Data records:

---+---

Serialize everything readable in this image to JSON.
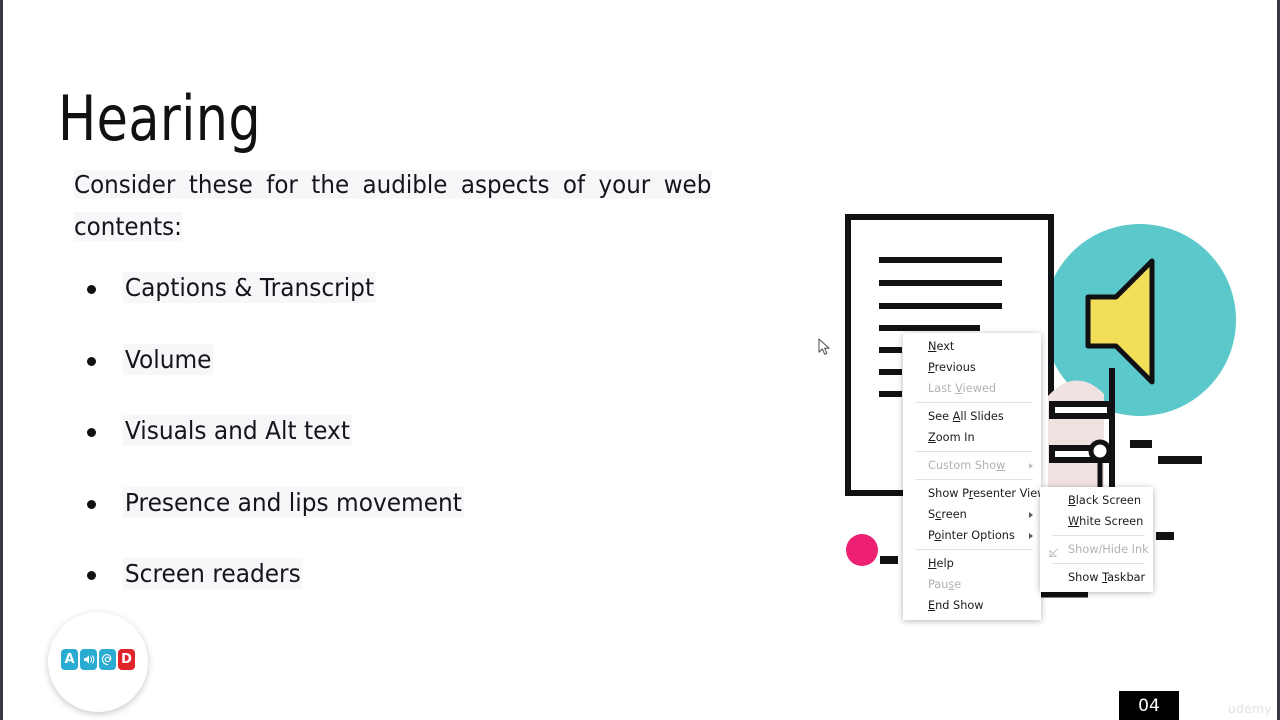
{
  "slide": {
    "title": "Hearing",
    "intro": "Consider these for the audible aspects of your web contents:",
    "bullets": [
      "Captions & Transcript",
      "Volume",
      "Visuals and Alt text",
      "Presence and lips movement",
      "Screen readers"
    ],
    "page_number": "04",
    "watermark": "udemy"
  },
  "logo": {
    "tiles": [
      {
        "glyph": "A",
        "color": "#29ABD2"
      },
      {
        "glyph": "◂))",
        "color": "#29ABD2"
      },
      {
        "glyph": "@",
        "color": "#29ABD2"
      },
      {
        "glyph": "D",
        "color": "#E0252B"
      }
    ],
    "subtitle": "· · · · · · · · · · · · · · · · · · · ·"
  },
  "context_menu": {
    "items": [
      {
        "label": "Next",
        "accel": "N",
        "disabled": false,
        "submenu": false
      },
      {
        "label": "Previous",
        "accel": "P",
        "disabled": false,
        "submenu": false
      },
      {
        "label": "Last Viewed",
        "accel": "V",
        "disabled": true,
        "submenu": false
      },
      {
        "separator": true
      },
      {
        "label": "See All Slides",
        "accel": "A",
        "disabled": false,
        "submenu": false
      },
      {
        "label": "Zoom In",
        "accel": "Z",
        "disabled": false,
        "submenu": false
      },
      {
        "separator": true
      },
      {
        "label": "Custom Show",
        "accel": "w",
        "disabled": true,
        "submenu": true
      },
      {
        "separator": true
      },
      {
        "label": "Show Presenter View",
        "accel": "r",
        "disabled": false,
        "submenu": false
      },
      {
        "label": "Screen",
        "accel": "c",
        "disabled": false,
        "submenu": true
      },
      {
        "label": "Pointer Options",
        "accel": "o",
        "disabled": false,
        "submenu": true
      },
      {
        "separator": true
      },
      {
        "label": "Help",
        "accel": "H",
        "disabled": false,
        "submenu": false
      },
      {
        "label": "Pause",
        "accel": "s",
        "disabled": true,
        "submenu": false
      },
      {
        "label": "End Show",
        "accel": "E",
        "disabled": false,
        "submenu": false
      }
    ]
  },
  "screen_submenu": {
    "items": [
      {
        "label": "Black Screen",
        "accel": "B",
        "disabled": false,
        "icon": ""
      },
      {
        "label": "White Screen",
        "accel": "W",
        "disabled": false,
        "icon": ""
      },
      {
        "separator": true
      },
      {
        "label": "Show/Hide Ink",
        "accel": "",
        "disabled": true,
        "icon": "ink-crossed-icon"
      },
      {
        "separator": true
      },
      {
        "label": "Show Taskbar",
        "accel": "T",
        "disabled": false,
        "icon": ""
      }
    ]
  },
  "illustration": {
    "colors": {
      "teal_bubble": "#5BC8CB",
      "speaker_yellow": "#F2DE58",
      "pink_dot": "#EE2073",
      "figure_pink": "#F1E2E2",
      "outline": "#111114"
    },
    "document_lines_long": 4,
    "document_lines_short": 3
  }
}
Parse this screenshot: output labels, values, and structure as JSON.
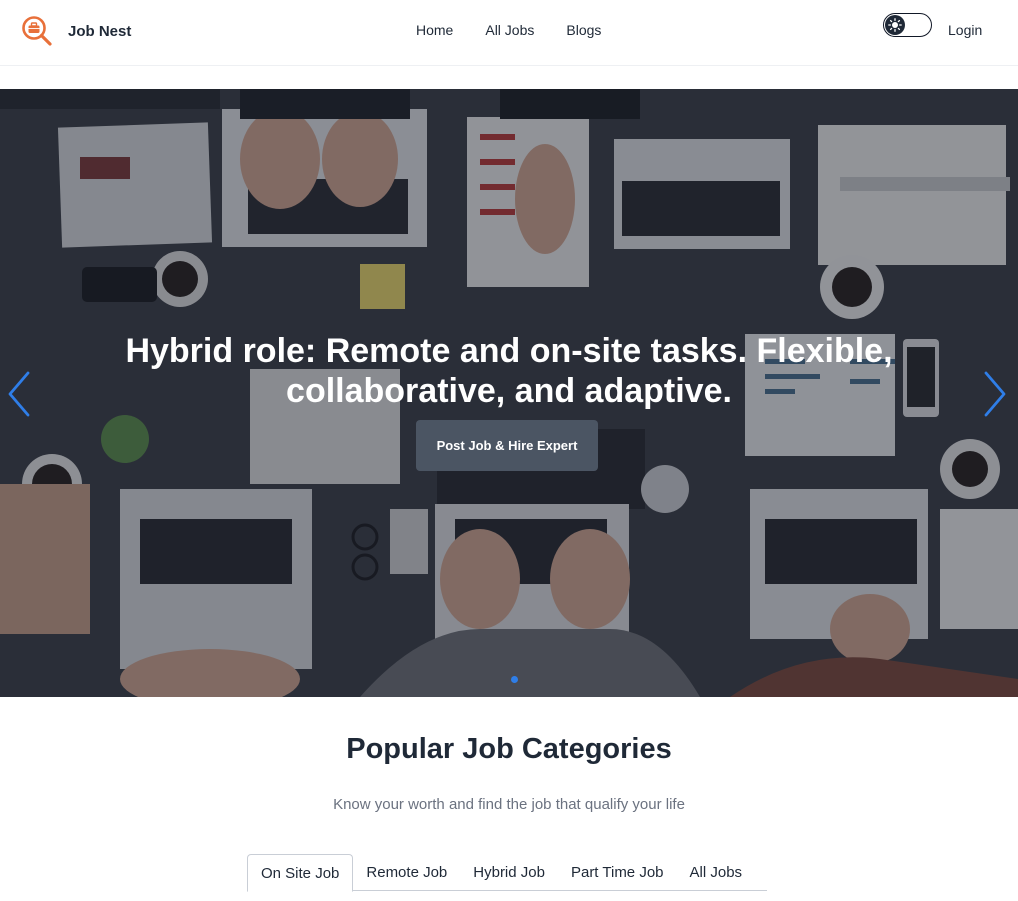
{
  "brand": {
    "name": "Job Nest",
    "icon": "briefcase-search-icon",
    "accent": "#e8703a"
  },
  "nav": {
    "links": [
      "Home",
      "All Jobs",
      "Blogs"
    ],
    "login": "Login",
    "theme_toggle_icon": "sun-icon"
  },
  "hero": {
    "title": "Hybrid role: Remote and on-site tasks. Flexible, collaborative, and adaptive.",
    "cta": "Post Job & Hire Expert",
    "prev_icon": "chevron-left-icon",
    "next_icon": "chevron-right-icon",
    "arrow_color": "#2f7ee8",
    "active_slide": 1
  },
  "categories": {
    "title": "Popular Job Categories",
    "subtitle": "Know your worth and find the job that qualify your life",
    "tabs": [
      "On Site Job",
      "Remote Job",
      "Hybrid Job",
      "Part Time Job",
      "All Jobs"
    ],
    "active_tab": "On Site Job"
  }
}
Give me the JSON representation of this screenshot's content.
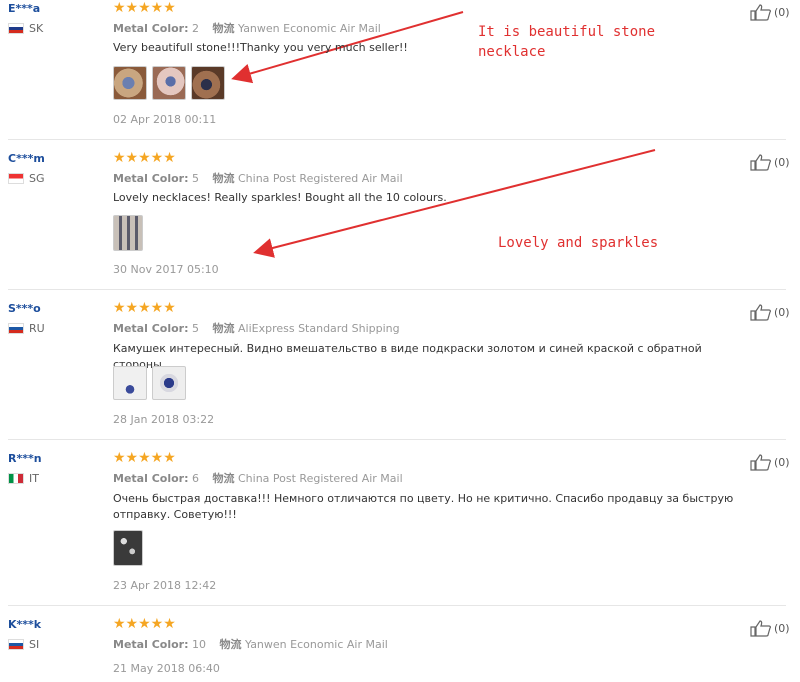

---+---

### GIVEN TASK
From the records given above, copy all lines containing "JSON".

### RESULT OF THE EXERCISE
Serialize everything readable in this image to JSON.
Parse this screenshot: output labels, values, and structure as JSON.
Give me the JSON representation of this screenshot's content.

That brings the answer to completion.